Extracted data entries
▬▬▬▬▬▬
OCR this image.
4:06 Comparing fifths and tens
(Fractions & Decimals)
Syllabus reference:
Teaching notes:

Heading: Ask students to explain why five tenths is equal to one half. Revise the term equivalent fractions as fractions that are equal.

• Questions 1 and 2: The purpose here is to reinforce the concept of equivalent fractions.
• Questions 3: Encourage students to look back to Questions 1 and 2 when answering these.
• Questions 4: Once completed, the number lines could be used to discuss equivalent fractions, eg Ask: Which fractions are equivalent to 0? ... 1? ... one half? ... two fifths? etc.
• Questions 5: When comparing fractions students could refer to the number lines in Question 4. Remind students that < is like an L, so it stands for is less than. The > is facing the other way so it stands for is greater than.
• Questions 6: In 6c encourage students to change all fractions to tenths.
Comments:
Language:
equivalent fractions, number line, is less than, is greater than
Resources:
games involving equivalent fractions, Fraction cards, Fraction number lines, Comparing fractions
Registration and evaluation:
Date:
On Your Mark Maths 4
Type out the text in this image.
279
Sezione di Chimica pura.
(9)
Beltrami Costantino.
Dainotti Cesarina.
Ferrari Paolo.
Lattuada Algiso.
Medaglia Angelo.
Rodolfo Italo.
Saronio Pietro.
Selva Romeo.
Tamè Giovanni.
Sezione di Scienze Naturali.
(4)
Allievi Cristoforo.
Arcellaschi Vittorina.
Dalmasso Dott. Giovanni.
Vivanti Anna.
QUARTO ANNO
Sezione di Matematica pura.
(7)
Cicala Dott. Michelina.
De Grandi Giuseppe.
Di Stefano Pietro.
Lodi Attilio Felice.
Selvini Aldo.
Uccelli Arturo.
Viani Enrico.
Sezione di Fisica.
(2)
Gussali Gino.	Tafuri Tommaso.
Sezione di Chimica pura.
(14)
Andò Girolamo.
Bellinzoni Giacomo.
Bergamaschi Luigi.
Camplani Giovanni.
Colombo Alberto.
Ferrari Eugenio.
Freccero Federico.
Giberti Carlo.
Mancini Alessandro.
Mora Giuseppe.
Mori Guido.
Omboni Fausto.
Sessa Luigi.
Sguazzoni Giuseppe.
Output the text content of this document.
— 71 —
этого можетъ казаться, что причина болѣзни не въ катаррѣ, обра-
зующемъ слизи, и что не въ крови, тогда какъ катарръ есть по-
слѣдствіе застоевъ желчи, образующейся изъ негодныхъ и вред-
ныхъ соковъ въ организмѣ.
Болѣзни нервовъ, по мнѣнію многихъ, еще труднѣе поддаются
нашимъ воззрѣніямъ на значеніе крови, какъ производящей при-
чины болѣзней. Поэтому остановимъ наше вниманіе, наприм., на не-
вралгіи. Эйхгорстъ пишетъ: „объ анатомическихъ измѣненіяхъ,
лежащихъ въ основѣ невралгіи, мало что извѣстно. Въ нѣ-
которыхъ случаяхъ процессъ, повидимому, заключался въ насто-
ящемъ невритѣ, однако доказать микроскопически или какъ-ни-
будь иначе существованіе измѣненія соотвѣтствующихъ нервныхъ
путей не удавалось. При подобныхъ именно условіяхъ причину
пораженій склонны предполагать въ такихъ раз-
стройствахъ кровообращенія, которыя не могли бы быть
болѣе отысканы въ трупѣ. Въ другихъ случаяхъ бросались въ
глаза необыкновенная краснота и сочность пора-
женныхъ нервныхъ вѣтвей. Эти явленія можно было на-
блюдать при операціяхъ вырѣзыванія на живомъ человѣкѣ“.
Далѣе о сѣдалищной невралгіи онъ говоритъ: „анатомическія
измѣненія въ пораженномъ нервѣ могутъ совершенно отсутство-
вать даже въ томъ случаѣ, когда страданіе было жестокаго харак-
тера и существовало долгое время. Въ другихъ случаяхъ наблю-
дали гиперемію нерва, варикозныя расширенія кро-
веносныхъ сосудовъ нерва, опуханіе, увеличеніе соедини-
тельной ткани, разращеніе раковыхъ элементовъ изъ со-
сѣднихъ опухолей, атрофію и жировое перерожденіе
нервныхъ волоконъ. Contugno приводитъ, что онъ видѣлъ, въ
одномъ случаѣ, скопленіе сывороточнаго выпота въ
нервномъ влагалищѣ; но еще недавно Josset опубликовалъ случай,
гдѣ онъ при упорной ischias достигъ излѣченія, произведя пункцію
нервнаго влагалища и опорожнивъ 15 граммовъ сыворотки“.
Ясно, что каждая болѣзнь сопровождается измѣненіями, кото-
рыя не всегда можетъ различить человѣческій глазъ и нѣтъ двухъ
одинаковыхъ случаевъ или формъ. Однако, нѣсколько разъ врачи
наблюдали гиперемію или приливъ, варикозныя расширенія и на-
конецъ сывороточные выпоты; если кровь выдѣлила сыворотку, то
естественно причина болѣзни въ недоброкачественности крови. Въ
▬▬▬▬▬▬
▶ **Aim**
Repeat the listing in full, keeping every line exactly as it is.

▶ **Task result**
OCR this image.
4:06 Comparing fifths and tens
(Fractions & Decimals)
Syllabus reference:
Teaching notes:

Heading: Ask students to explain why five tenths is equal to one half. Revise the term equivalent fractions as fractions that are equal.

• Questions 1 and 2: The purpose here is to reinforce the concept of equivalent fractions.
• Questions 3: Encourage students to look back to Questions 1 and 2 when answering these.
• Questions 4: Once completed, the number lines could be used to discuss equivalent fractions, eg Ask: Which fractions are equivalent to 0? ... 1? ... one half? ... two fifths? etc.
• Questions 5: When comparing fractions students could refer to the number lines in Question 4. Remind students that < is like an L, so it stands for is less than. The > is facing the other way so it stands for is greater than.
• Questions 6: In 6c encourage students to change all fractions to tenths.
Comments:
Language:
equivalent fractions, number line, is less than, is greater than
Resources:
games involving equivalent fractions, Fraction cards, Fraction number lines, Comparing fractions
Registration and evaluation:
Date:
On Your Mark Maths 4
Type out the text in this image.
279
Sezione di Chimica pura.
(9)
Beltrami Costantino.
Dainotti Cesarina.
Ferrari Paolo.
Lattuada Algiso.
Medaglia Angelo.
Rodolfo Italo.
Saronio Pietro.
Selva Romeo.
Tamè Giovanni.
Sezione di Scienze Naturali.
(4)
Allievi Cristoforo.
Arcellaschi Vittorina.
Dalmasso Dott. Giovanni.
Vivanti Anna.
QUARTO ANNO
Sezione di Matematica pura.
(7)
Cicala Dott. Michelina.
De Grandi Giuseppe.
Di Stefano Pietro.
Lodi Attilio Felice.
Selvini Aldo.
Uccelli Arturo.
Viani Enrico.
Sezione di Fisica.
(2)
Gussali Gino.	Tafuri Tommaso.
Sezione di Chimica pura.
(14)
Andò Girolamo.
Bellinzoni Giacomo.
Bergamaschi Luigi.
Camplani Giovanni.
Colombo Alberto.
Ferrari Eugenio.
Freccero Federico.
Giberti Carlo.
Mancini Alessandro.
Mora Giuseppe.
Mori Guido.
Omboni Fausto.
Sessa Luigi.
Sguazzoni Giuseppe.
Output the text content of this document.
— 71 —
этого можетъ казаться, что причина болѣзни не въ катаррѣ, обра-
зующемъ слизи, и что не въ крови, тогда какъ катарръ есть по-
слѣдствіе застоевъ желчи, образующейся изъ негодныхъ и вред-
ныхъ соковъ въ организмѣ.
Болѣзни нервовъ, по мнѣнію многихъ, еще труднѣе поддаются
нашимъ воззрѣніямъ на значеніе крови, какъ производящей при-
чины болѣзней. Поэтому остановимъ наше вниманіе, наприм., на не-
вралгіи. Эйхгорстъ пишетъ: „объ анатомическихъ измѣненіяхъ,
лежащихъ въ основѣ невралгіи, мало что извѣстно. Въ нѣ-
которыхъ случаяхъ процессъ, повидимому, заключался въ насто-
ящемъ невритѣ, однако доказать микроскопически или какъ-ни-
будь иначе существованіе измѣненія соотвѣтствующихъ нервныхъ
путей не удавалось. При подобныхъ именно условіяхъ причину
пораженій склонны предполагать въ такихъ раз-
стройствахъ кровообращенія, которыя не могли бы быть
болѣе отысканы въ трупѣ. Въ другихъ случаяхъ бросались въ
глаза необыкновенная краснота и сочность пора-
женныхъ нервныхъ вѣтвей. Эти явленія можно было на-
блюдать при операціяхъ вырѣзыванія на живомъ человѣкѣ“.
Далѣе о сѣдалищной невралгіи онъ говоритъ: „анатомическія
измѣненія въ пораженномъ нервѣ могутъ совершенно отсутство-
вать даже въ томъ случаѣ, когда страданіе было жестокаго харак-
тера и существовало долгое время. Въ другихъ случаяхъ наблю-
дали гиперемію нерва, варикозныя расширенія кро-
веносныхъ сосудовъ нерва, опуханіе, увеличеніе соедини-
тельной ткани, разращеніе раковыхъ элементовъ изъ со-
сѣднихъ опухолей, атрофію и жировое перерожденіе
нервныхъ волоконъ. Contugno приводитъ, что онъ видѣлъ, въ
одномъ случаѣ, скопленіе сывороточнаго выпота въ
нервномъ влагалищѣ; но еще недавно Josset опубликовалъ случай,
гдѣ онъ при упорной ischias достигъ излѣченія, произведя пункцію
нервнаго влагалища и опорожнивъ 15 граммовъ сыворотки“.
Ясно, что каждая болѣзнь сопровождается измѣненіями, кото-
рыя не всегда можетъ различить человѣческій глазъ и нѣтъ двухъ
одинаковыхъ случаевъ или формъ. Однако, нѣсколько разъ врачи
наблюдали гиперемію или приливъ, варикозныя расширенія и на-
конецъ сывороточные выпоты; если кровь выдѣлила сыворотку, то
естественно причина болѣзни въ недоброкачественности крови. Въ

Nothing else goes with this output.